A reportagem constatou como vivem, na região da Calábria, membros do clã Morabito (pronuncia-se Morábito).
Rocco Carrozza é casado com Francesca, 42, filha maior de Giuseppe Morabito, 62, um dos homens mais procurados da Itália, que está foragido.
Processado nos anos 80 por sequestro, tráfico de drogas, extorsão e associação mafiosa, Carrozza foi absolvido.

O encontro O contato com Carrozza foi feito por meio de um italiano. Ele disse que jornalistas brasileiros queriam fazer uma reportagem sobre a Calábria, desemprego...e máfia. Quando ligamos para Carrozza, ele deixou claro que sabia do nosso verdadeiro interesse, ao ironizar sua cidade como sendo a capital mafiosa da Calábria.
Após dois dias de negociações, os detalhes do encontro foram finalmente acertados por telefone, de Reggio Calabria. Carrozza, então, marcou o local: um ponto da rodovia, na entrada de Gioiosa Jonica, balneário próximo a Locri.
Na hora marcada, 13h de sexta-feira, Carrozza não estava lá. Ele apareceu, em seu Alfa Romeu 164 azul, 25 minutos depois. Piscou o farol e nós piscamos de volta.
Ele então emparelhou seu carro com o nosso Fiat Bravo. Abaixou o vidro elétrico e olhou com persistência bem nos nossos olhos, por vários segundos, em silêncio. Depois, sorriu com o canto da boca, apresentou-se e disse: ``Vamos tomar um café. Vocês me seguem''.
Passamos dois dias o seguindo.

No café Visto inteiro, na entrada do café, ele parecia saído de uma obra de construção civil, sua atividade. As mãos, grossas e pequenas, estavam sujas com um pó cinza -o mesmo que coloria seu blazer xadrez em tons de marrom, sua calça verde e encobria-lhe o sapato.
Carrozza escolheu uma mesa ao fundo do bar. Cumprimentou o garçom com familiaridade -o que fazia com dezenas de pessoas por onde andava- e, com olhar e voz graves, começou a nos inquirir.
``O que vocês querem? Digam. Por que acham que eu posso ajudá-los a fazer uma reportagem sobre a Calábria?''
Queríamos saber da máfia, mas tínhamos sido advertidos sobre a irritação que determinadas perguntas diretas poderiam provocar. Depois de duas ou três questões genéricas, entramos no assunto.

§ REQUISITOS: Informe, com base no trecho selecionado, em que carro Carrozza apareceu no local combinado para o encontro.

§ MATERIAL FORNECIDO:
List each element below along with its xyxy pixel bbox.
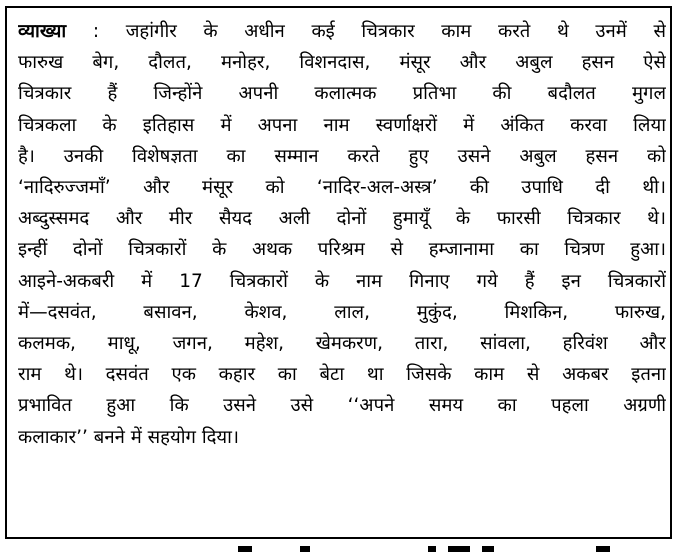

§ RESPOSTA: Em seu Alfa Romeu 164 azul.